#### [Stated problem]
Begin with the line that contains "Convert this screenshot" and transcribe each line after it, up to and including the last line of the listing below.

#### [Material for the task]
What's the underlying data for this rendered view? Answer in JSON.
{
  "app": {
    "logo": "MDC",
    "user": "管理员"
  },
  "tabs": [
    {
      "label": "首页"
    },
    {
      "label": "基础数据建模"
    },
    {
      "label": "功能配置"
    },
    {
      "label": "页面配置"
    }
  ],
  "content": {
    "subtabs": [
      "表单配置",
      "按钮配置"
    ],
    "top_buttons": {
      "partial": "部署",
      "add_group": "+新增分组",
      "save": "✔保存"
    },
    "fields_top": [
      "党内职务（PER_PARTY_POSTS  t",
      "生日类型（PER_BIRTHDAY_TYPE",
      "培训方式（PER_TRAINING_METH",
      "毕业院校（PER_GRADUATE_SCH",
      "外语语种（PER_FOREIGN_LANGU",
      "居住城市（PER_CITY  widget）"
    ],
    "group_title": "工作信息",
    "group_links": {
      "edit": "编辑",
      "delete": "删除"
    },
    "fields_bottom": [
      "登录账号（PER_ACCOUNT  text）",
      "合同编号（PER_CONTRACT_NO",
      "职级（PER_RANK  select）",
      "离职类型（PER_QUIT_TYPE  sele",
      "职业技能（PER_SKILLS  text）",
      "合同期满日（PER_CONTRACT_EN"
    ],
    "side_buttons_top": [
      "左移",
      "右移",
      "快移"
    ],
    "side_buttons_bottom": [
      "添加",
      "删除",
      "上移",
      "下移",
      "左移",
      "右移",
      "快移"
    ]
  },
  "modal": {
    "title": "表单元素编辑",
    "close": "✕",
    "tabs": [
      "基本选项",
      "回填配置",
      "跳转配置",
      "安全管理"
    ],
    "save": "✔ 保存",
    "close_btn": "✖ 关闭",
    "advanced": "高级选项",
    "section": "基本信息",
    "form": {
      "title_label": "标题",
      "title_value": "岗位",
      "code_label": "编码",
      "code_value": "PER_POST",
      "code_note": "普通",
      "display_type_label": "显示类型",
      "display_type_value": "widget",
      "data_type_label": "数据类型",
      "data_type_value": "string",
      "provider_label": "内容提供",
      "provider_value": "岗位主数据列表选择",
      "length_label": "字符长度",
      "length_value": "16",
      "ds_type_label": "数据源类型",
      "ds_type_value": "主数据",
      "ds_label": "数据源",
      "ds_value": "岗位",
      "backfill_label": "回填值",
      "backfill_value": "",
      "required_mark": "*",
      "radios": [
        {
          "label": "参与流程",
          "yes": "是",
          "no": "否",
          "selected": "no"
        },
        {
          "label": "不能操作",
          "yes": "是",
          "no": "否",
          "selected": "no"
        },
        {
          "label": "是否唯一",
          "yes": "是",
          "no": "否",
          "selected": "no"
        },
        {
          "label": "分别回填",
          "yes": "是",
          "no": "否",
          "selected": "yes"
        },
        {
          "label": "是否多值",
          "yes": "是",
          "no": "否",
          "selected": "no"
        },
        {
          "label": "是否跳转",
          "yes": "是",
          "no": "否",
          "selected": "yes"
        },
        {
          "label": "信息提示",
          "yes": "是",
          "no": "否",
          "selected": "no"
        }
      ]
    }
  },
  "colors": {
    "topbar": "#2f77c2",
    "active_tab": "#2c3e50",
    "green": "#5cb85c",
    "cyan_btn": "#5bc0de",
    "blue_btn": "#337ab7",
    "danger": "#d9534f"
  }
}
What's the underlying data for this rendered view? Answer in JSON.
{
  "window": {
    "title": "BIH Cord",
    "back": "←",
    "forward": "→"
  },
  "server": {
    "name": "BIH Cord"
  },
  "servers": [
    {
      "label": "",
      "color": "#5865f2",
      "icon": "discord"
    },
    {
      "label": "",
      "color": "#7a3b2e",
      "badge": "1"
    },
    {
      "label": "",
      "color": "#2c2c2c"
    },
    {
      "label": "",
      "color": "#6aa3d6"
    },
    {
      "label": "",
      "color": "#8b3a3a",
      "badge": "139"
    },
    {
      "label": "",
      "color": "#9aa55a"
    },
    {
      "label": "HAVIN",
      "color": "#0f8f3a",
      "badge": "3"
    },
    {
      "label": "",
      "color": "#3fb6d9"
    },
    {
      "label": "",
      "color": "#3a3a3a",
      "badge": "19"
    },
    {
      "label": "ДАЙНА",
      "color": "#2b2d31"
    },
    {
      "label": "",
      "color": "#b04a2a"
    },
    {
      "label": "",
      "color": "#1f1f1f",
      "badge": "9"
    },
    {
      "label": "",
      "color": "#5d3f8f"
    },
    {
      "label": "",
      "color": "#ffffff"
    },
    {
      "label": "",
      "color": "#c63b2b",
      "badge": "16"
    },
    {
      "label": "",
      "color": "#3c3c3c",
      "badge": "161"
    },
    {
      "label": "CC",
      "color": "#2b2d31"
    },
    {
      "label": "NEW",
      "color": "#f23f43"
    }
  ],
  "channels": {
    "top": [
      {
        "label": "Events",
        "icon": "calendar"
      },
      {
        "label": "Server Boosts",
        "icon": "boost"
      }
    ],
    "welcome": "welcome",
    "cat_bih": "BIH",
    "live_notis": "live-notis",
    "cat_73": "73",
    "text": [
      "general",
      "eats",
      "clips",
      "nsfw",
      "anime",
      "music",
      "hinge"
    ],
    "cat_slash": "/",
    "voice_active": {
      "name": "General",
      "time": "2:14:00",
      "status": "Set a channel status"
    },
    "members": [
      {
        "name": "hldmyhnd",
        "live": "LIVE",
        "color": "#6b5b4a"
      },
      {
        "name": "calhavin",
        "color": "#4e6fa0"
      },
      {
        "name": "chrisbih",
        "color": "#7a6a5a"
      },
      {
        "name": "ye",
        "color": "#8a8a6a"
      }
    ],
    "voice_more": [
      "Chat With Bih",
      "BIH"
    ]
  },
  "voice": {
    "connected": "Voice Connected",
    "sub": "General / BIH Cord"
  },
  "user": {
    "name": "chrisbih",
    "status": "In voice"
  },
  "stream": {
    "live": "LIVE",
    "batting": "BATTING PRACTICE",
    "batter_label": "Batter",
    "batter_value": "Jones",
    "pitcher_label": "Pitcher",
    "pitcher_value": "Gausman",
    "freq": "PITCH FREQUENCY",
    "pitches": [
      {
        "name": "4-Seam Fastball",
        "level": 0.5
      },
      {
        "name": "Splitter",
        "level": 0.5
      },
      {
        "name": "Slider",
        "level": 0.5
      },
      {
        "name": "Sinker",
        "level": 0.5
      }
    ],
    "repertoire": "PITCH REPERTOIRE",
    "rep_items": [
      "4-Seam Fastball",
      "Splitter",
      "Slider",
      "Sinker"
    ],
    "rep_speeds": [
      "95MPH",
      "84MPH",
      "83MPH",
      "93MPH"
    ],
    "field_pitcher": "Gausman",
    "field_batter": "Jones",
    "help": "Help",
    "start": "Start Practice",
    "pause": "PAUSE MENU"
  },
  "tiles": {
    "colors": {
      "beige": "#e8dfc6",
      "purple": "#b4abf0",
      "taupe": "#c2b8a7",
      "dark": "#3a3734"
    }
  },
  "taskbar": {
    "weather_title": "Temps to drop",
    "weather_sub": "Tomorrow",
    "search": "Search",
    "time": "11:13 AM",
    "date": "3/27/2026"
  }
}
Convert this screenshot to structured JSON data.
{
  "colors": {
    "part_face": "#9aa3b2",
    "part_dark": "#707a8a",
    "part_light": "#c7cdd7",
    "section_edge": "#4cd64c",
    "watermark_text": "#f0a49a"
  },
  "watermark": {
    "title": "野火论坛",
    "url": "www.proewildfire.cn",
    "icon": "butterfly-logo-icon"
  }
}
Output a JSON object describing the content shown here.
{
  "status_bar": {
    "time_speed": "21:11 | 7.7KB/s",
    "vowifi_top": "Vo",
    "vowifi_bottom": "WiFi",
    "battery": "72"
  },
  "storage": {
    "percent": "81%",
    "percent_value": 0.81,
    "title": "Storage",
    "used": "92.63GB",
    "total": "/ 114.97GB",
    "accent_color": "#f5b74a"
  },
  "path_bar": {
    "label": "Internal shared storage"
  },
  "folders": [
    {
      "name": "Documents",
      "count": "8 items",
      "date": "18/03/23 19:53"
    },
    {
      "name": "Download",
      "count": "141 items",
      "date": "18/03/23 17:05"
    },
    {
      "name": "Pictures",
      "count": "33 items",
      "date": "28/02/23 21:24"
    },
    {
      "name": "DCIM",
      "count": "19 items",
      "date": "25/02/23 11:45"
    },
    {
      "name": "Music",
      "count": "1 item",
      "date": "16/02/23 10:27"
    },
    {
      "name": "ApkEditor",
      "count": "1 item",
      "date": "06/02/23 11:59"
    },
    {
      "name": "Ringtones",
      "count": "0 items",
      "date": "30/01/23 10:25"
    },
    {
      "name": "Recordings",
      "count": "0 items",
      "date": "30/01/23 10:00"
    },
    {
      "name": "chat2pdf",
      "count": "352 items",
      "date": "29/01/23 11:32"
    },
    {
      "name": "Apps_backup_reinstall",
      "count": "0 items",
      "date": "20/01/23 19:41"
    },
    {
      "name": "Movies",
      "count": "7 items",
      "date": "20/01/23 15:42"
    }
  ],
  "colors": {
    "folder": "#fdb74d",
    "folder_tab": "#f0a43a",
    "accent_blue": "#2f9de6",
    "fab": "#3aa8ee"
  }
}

#### [Answer in full]
Convert this screenshot to structured JSON data.
{
  "colors": {
    "part_face": "#9aa3b2",
    "part_dark": "#707a8a",
    "part_light": "#c7cdd7",
    "section_edge": "#4cd64c",
    "watermark_text": "#f0a49a"
  },
  "watermark": {
    "title": "野火论坛",
    "url": "www.proewildfire.cn",
    "icon": "butterfly-logo-icon"
  }
}
Output a JSON object describing the content shown here.
{
  "status_bar": {
    "time_speed": "21:11 | 7.7KB/s",
    "vowifi_top": "Vo",
    "vowifi_bottom": "WiFi",
    "battery": "72"
  },
  "storage": {
    "percent": "81%",
    "percent_value": 0.81,
    "title": "Storage",
    "used": "92.63GB",
    "total": "/ 114.97GB",
    "accent_color": "#f5b74a"
  },
  "path_bar": {
    "label": "Internal shared storage"
  },
  "folders": [
    {
      "name": "Documents",
      "count": "8 items",
      "date": "18/03/23 19:53"
    },
    {
      "name": "Download",
      "count": "141 items",
      "date": "18/03/23 17:05"
    },
    {
      "name": "Pictures",
      "count": "33 items",
      "date": "28/02/23 21:24"
    },
    {
      "name": "DCIM",
      "count": "19 items",
      "date": "25/02/23 11:45"
    },
    {
      "name": "Music",
      "count": "1 item",
      "date": "16/02/23 10:27"
    },
    {
      "name": "ApkEditor",
      "count": "1 item",
      "date": "06/02/23 11:59"
    },
    {
      "name": "Ringtones",
      "count": "0 items",
      "date": "30/01/23 10:25"
    },
    {
      "name": "Recordings",
      "count": "0 items",
      "date": "30/01/23 10:00"
    },
    {
      "name": "chat2pdf",
      "count": "352 items",
      "date": "29/01/23 11:32"
    },
    {
      "name": "Apps_backup_reinstall",
      "count": "0 items",
      "date": "20/01/23 19:41"
    },
    {
      "name": "Movies",
      "count": "7 items",
      "date": "20/01/23 15:42"
    }
  ],
  "colors": {
    "folder": "#fdb74d",
    "folder_tab": "#f0a43a",
    "accent_blue": "#2f9de6",
    "fab": "#3aa8ee"
  }
}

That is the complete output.